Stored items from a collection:
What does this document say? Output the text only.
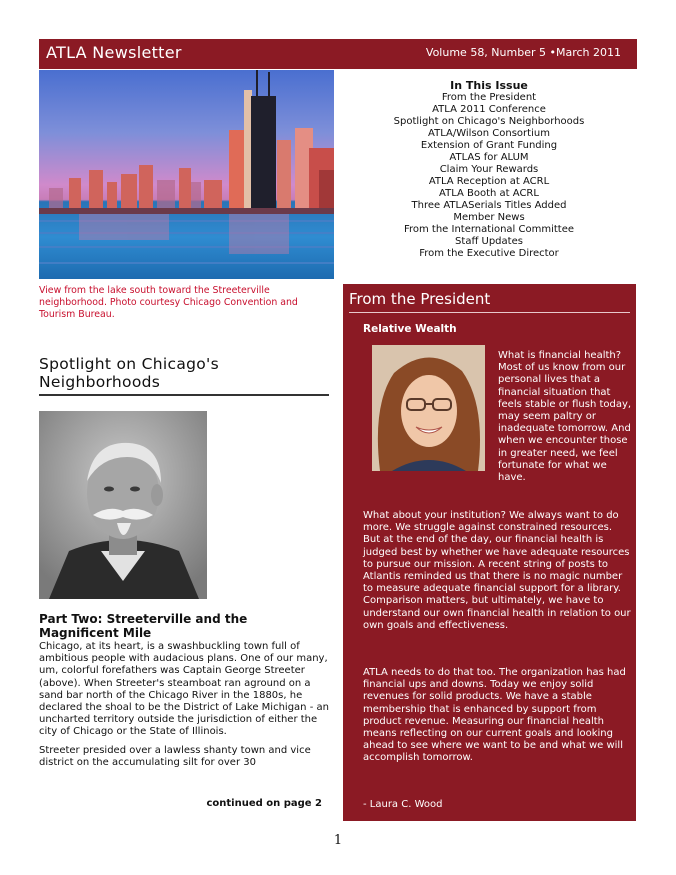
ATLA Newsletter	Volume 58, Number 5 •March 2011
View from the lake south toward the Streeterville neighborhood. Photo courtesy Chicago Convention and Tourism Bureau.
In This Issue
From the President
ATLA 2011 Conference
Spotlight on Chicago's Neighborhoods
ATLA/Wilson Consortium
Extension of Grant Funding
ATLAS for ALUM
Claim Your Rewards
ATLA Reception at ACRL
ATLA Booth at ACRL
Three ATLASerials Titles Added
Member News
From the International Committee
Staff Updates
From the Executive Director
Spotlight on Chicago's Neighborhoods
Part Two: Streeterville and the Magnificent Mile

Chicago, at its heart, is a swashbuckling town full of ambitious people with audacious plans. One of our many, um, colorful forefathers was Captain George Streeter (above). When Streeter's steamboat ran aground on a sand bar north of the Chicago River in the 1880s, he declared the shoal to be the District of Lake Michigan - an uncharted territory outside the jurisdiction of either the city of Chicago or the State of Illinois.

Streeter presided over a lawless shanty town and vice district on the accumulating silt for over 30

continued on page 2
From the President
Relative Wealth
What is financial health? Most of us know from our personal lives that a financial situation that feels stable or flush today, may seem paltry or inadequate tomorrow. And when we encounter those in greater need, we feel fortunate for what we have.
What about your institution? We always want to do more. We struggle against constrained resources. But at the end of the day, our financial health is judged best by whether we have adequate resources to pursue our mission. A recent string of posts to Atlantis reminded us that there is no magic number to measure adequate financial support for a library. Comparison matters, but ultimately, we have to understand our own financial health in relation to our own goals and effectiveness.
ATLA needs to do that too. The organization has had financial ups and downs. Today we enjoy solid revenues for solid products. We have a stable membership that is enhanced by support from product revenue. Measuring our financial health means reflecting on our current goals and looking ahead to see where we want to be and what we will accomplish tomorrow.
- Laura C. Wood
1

The task: Scan the material above for the word "stable". Copy each line where it occurs.

Exercise solution:
What is financial health? Most of us know from our personal lives that a financial situation that feels stable or flush today, may seem paltry or inadequate tomorrow. And when we encounter those in greater need, we feel fortunate for what we have.
ATLA needs to do that too. The organization has had financial ups and downs. Today we enjoy solid revenues for solid products. We have a stable membership that is enhanced by support from product revenue. Measuring our financial health means reflecting on our current goals and looking ahead to see where we want to be and what we will accomplish tomorrow.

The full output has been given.